(WHAT YOU HAVE TO DO):
Please copy all the lines that follow, word for word.

[Items listed in a dataset]

==*==

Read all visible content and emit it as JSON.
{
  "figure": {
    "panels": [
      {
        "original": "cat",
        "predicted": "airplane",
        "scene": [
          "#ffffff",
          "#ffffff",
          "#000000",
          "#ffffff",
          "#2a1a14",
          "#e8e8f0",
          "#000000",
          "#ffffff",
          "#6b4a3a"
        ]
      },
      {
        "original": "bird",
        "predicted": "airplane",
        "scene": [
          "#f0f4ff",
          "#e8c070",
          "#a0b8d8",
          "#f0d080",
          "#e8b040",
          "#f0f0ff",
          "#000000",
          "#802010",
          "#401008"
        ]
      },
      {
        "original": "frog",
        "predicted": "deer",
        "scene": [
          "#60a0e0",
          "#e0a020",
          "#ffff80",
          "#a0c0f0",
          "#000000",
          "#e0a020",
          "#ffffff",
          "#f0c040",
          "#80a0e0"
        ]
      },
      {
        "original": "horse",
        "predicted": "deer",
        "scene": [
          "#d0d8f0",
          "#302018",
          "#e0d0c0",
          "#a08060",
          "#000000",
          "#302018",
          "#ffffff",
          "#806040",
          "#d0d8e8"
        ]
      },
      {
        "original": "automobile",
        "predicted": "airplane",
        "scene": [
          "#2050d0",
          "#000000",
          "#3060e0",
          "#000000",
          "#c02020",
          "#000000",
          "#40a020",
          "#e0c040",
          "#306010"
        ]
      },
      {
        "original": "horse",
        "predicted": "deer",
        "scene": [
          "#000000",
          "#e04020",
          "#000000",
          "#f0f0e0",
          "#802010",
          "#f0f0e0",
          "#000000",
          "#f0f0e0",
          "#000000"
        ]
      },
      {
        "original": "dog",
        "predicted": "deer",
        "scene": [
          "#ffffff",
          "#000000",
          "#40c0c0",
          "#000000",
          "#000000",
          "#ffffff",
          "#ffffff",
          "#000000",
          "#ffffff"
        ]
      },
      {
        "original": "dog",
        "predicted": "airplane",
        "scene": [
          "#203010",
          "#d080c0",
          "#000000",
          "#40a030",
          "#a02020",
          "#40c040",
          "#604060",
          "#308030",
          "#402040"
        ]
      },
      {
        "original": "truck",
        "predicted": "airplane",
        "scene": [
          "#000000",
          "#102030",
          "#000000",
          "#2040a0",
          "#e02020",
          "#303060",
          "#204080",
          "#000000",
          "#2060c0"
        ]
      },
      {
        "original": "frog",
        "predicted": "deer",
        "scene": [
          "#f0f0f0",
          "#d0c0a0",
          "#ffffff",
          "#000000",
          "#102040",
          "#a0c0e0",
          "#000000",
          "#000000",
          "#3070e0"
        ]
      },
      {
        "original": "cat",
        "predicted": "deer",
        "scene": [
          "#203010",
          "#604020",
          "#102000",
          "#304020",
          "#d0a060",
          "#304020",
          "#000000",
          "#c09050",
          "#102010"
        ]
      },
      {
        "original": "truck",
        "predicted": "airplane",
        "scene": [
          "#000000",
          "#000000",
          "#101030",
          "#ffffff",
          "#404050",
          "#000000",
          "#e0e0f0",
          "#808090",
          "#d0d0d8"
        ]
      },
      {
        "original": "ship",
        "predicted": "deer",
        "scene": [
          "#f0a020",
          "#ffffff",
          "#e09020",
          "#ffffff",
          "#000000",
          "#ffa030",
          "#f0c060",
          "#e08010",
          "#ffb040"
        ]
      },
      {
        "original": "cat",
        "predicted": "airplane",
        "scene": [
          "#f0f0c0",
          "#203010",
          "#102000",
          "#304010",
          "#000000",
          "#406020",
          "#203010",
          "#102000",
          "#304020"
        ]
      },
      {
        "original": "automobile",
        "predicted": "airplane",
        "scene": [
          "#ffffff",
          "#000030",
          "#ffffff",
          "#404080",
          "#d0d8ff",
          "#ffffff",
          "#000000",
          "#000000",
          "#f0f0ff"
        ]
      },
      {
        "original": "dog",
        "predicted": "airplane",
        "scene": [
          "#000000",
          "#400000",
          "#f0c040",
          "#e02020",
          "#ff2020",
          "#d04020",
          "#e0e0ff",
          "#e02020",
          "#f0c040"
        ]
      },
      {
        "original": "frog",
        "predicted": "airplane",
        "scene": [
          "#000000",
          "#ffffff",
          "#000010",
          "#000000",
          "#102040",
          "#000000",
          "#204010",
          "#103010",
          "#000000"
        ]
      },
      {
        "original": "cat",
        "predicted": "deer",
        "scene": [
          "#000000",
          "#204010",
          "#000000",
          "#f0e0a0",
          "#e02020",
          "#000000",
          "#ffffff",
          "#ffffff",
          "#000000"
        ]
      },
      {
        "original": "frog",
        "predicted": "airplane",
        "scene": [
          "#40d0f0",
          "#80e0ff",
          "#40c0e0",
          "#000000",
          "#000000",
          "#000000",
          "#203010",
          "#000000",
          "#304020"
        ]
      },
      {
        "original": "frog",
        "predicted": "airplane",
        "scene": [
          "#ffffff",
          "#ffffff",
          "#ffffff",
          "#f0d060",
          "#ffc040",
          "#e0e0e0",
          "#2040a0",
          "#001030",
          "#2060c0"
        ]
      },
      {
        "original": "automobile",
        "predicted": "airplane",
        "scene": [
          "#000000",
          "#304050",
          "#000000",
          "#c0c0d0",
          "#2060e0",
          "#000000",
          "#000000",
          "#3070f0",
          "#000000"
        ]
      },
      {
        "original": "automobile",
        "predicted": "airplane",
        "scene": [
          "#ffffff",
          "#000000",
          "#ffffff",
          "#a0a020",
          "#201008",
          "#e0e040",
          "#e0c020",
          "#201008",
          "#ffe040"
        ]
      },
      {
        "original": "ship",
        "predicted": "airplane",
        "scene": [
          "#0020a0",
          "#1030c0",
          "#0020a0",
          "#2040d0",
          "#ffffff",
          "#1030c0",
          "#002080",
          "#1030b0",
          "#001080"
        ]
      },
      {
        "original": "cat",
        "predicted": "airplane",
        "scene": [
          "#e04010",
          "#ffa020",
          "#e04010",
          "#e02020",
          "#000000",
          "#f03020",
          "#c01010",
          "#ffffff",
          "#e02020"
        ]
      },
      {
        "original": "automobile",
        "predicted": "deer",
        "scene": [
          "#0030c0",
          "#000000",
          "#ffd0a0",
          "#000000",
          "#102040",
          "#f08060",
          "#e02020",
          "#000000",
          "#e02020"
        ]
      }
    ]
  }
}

==*==

(TASK ANSWER):
Read all visible content and emit it as JSON.
{
  "figure": {
    "panels": [
      {
        "original": "cat",
        "predicted": "airplane",
        "scene": [
          "#ffffff",
          "#ffffff",
          "#000000",
          "#ffffff",
          "#2a1a14",
          "#e8e8f0",
          "#000000",
          "#ffffff",
          "#6b4a3a"
        ]
      },
      {
        "original": "bird",
        "predicted": "airplane",
        "scene": [
          "#f0f4ff",
          "#e8c070",
          "#a0b8d8",
          "#f0d080",
          "#e8b040",
          "#f0f0ff",
          "#000000",
          "#802010",
          "#401008"
        ]
      },
      {
        "original": "frog",
        "predicted": "deer",
        "scene": [
          "#60a0e0",
          "#e0a020",
          "#ffff80",
          "#a0c0f0",
          "#000000",
          "#e0a020",
          "#ffffff",
          "#f0c040",
          "#80a0e0"
        ]
      },
      {
        "original": "horse",
        "predicted": "deer",
        "scene": [
          "#d0d8f0",
          "#302018",
          "#e0d0c0",
          "#a08060",
          "#000000",
          "#302018",
          "#ffffff",
          "#806040",
          "#d0d8e8"
        ]
      },
      {
        "original": "automobile",
        "predicted": "airplane",
        "scene": [
          "#2050d0",
          "#000000",
          "#3060e0",
          "#000000",
          "#c02020",
          "#000000",
          "#40a020",
          "#e0c040",
          "#306010"
        ]
      },
      {
        "original": "horse",
        "predicted": "deer",
        "scene": [
          "#000000",
          "#e04020",
          "#000000",
          "#f0f0e0",
          "#802010",
          "#f0f0e0",
          "#000000",
          "#f0f0e0",
          "#000000"
        ]
      },
      {
        "original": "dog",
        "predicted": "deer",
        "scene": [
          "#ffffff",
          "#000000",
          "#40c0c0",
          "#000000",
          "#000000",
          "#ffffff",
          "#ffffff",
          "#000000",
          "#ffffff"
        ]
      },
      {
        "original": "dog",
        "predicted": "airplane",
        "scene": [
          "#203010",
          "#d080c0",
          "#000000",
          "#40a030",
          "#a02020",
          "#40c040",
          "#604060",
          "#308030",
          "#402040"
        ]
      },
      {
        "original": "truck",
        "predicted": "airplane",
        "scene": [
          "#000000",
          "#102030",
          "#000000",
          "#2040a0",
          "#e02020",
          "#303060",
          "#204080",
          "#000000",
          "#2060c0"
        ]
      },
      {
        "original": "frog",
        "predicted": "deer",
        "scene": [
          "#f0f0f0",
          "#d0c0a0",
          "#ffffff",
          "#000000",
          "#102040",
          "#a0c0e0",
          "#000000",
          "#000000",
          "#3070e0"
        ]
      },
      {
        "original": "cat",
        "predicted": "deer",
        "scene": [
          "#203010",
          "#604020",
          "#102000",
          "#304020",
          "#d0a060",
          "#304020",
          "#000000",
          "#c09050",
          "#102010"
        ]
      },
      {
        "original": "truck",
        "predicted": "airplane",
        "scene": [
          "#000000",
          "#000000",
          "#101030",
          "#ffffff",
          "#404050",
          "#000000",
          "#e0e0f0",
          "#808090",
          "#d0d0d8"
        ]
      },
      {
        "original": "ship",
        "predicted": "deer",
        "scene": [
          "#f0a020",
          "#ffffff",
          "#e09020",
          "#ffffff",
          "#000000",
          "#ffa030",
          "#f0c060",
          "#e08010",
          "#ffb040"
        ]
      },
      {
        "original": "cat",
        "predicted": "airplane",
        "scene": [
          "#f0f0c0",
          "#203010",
          "#102000",
          "#304010",
          "#000000",
          "#406020",
          "#203010",
          "#102000",
          "#304020"
        ]
      },
      {
        "original": "automobile",
        "predicted": "airplane",
        "scene": [
          "#ffffff",
          "#000030",
          "#ffffff",
          "#404080",
          "#d0d8ff",
          "#ffffff",
          "#000000",
          "#000000",
          "#f0f0ff"
        ]
      },
      {
        "original": "dog",
        "predicted": "airplane",
        "scene": [
          "#000000",
          "#400000",
          "#f0c040",
          "#e02020",
          "#ff2020",
          "#d04020",
          "#e0e0ff",
          "#e02020",
          "#f0c040"
        ]
      },
      {
        "original": "frog",
        "predicted": "airplane",
        "scene": [
          "#000000",
          "#ffffff",
          "#000010",
          "#000000",
          "#102040",
          "#000000",
          "#204010",
          "#103010",
          "#000000"
        ]
      },
      {
        "original": "cat",
        "predicted": "deer",
        "scene": [
          "#000000",
          "#204010",
          "#000000",
          "#f0e0a0",
          "#e02020",
          "#000000",
          "#ffffff",
          "#ffffff",
          "#000000"
        ]
      },
      {
        "original": "frog",
        "predicted": "airplane",
        "scene": [
          "#40d0f0",
          "#80e0ff",
          "#40c0e0",
          "#000000",
          "#000000",
          "#000000",
          "#203010",
          "#000000",
          "#304020"
        ]
      },
      {
        "original": "frog",
        "predicted": "airplane",
        "scene": [
          "#ffffff",
          "#ffffff",
          "#ffffff",
          "#f0d060",
          "#ffc040",
          "#e0e0e0",
          "#2040a0",
          "#001030",
          "#2060c0"
        ]
      },
      {
        "original": "automobile",
        "predicted": "airplane",
        "scene": [
          "#000000",
          "#304050",
          "#000000",
          "#c0c0d0",
          "#2060e0",
          "#000000",
          "#000000",
          "#3070f0",
          "#000000"
        ]
      },
      {
        "original": "automobile",
        "predicted": "airplane",
        "scene": [
          "#ffffff",
          "#000000",
          "#ffffff",
          "#a0a020",
          "#201008",
          "#e0e040",
          "#e0c020",
          "#201008",
          "#ffe040"
        ]
      },
      {
        "original": "ship",
        "predicted": "airplane",
        "scene": [
          "#0020a0",
          "#1030c0",
          "#0020a0",
          "#2040d0",
          "#ffffff",
          "#1030c0",
          "#002080",
          "#1030b0",
          "#001080"
        ]
      },
      {
        "original": "cat",
        "predicted": "airplane",
        "scene": [
          "#e04010",
          "#ffa020",
          "#e04010",
          "#e02020",
          "#000000",
          "#f03020",
          "#c01010",
          "#ffffff",
          "#e02020"
        ]
      },
      {
        "original": "automobile",
        "predicted": "deer",
        "scene": [
          "#0030c0",
          "#000000",
          "#ffd0a0",
          "#000000",
          "#102040",
          "#f08060",
          "#e02020",
          "#000000",
          "#e02020"
        ]
      }
    ]
  }
}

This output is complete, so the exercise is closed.